• [Work to be completed] Produce an exact copy of all the data below, dropping every image.

• [Dataset records]
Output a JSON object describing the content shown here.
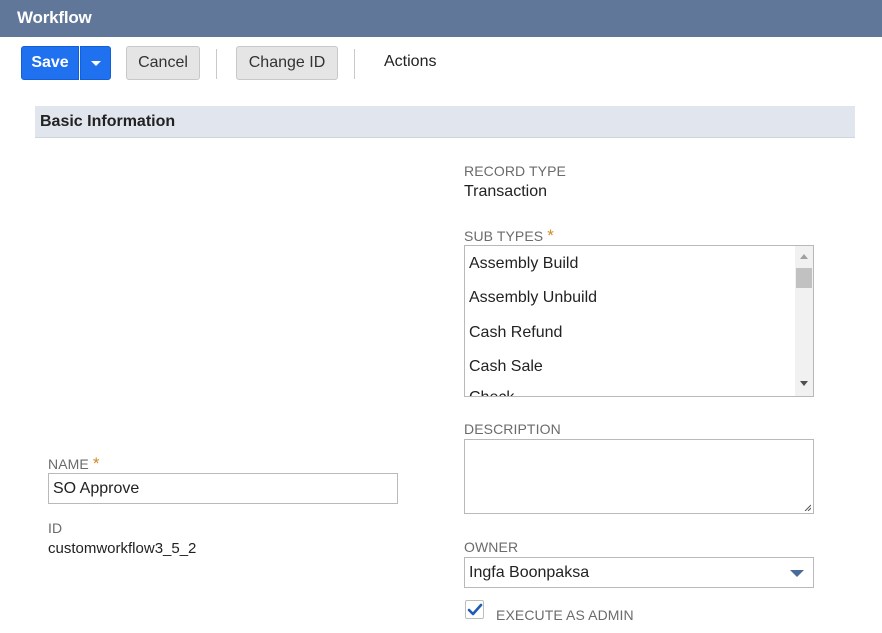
{
  "window": {
    "title": "Workflow"
  },
  "toolbar": {
    "save_label": "Save",
    "cancel_label": "Cancel",
    "change_id_label": "Change ID",
    "actions_label": "Actions"
  },
  "section": {
    "title": "Basic Information"
  },
  "fields": {
    "record_type": {
      "label": "RECORD TYPE",
      "value": "Transaction"
    },
    "sub_types": {
      "label": "SUB TYPES",
      "required_marker": "*",
      "options": [
        "Assembly Build",
        "Assembly Unbuild",
        "Cash Refund",
        "Cash Sale",
        "Check"
      ]
    },
    "description": {
      "label": "DESCRIPTION",
      "value": ""
    },
    "name": {
      "label": "NAME",
      "required_marker": "*",
      "value": "SO Approve"
    },
    "id": {
      "label": "ID",
      "value": "customworkflow3_5_2"
    },
    "owner": {
      "label": "OWNER",
      "value": "Ingfa Boonpaksa"
    },
    "execute_as_admin": {
      "label": "EXECUTE AS ADMIN",
      "checked": true
    }
  },
  "colors": {
    "titlebar": "#607799",
    "primary_button": "#1f71ef",
    "section_header": "#e1e6ee",
    "required": "#d28a1f",
    "checkmark": "#1f5bb5"
  },
  "icons": {
    "save_menu": "chevron-down-icon",
    "owner_dropdown": "caret-down-icon",
    "checkbox": "check-icon"
  }
}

• [Answer to this task]
Output a JSON object describing the content shown here.
{
  "window": {
    "title": "Workflow"
  },
  "toolbar": {
    "save_label": "Save",
    "cancel_label": "Cancel",
    "change_id_label": "Change ID",
    "actions_label": "Actions"
  },
  "section": {
    "title": "Basic Information"
  },
  "fields": {
    "record_type": {
      "label": "RECORD TYPE",
      "value": "Transaction"
    },
    "sub_types": {
      "label": "SUB TYPES",
      "required_marker": "*",
      "options": [
        "Assembly Build",
        "Assembly Unbuild",
        "Cash Refund",
        "Cash Sale",
        "Check"
      ]
    },
    "description": {
      "label": "DESCRIPTION",
      "value": ""
    },
    "name": {
      "label": "NAME",
      "required_marker": "*",
      "value": "SO Approve"
    },
    "id": {
      "label": "ID",
      "value": "customworkflow3_5_2"
    },
    "owner": {
      "label": "OWNER",
      "value": "Ingfa Boonpaksa"
    },
    "execute_as_admin": {
      "label": "EXECUTE AS ADMIN",
      "checked": true
    }
  },
  "colors": {
    "titlebar": "#607799",
    "primary_button": "#1f71ef",
    "section_header": "#e1e6ee",
    "required": "#d28a1f",
    "checkmark": "#1f5bb5"
  },
  "icons": {
    "save_menu": "chevron-down-icon",
    "owner_dropdown": "caret-down-icon",
    "checkbox": "check-icon"
  }
}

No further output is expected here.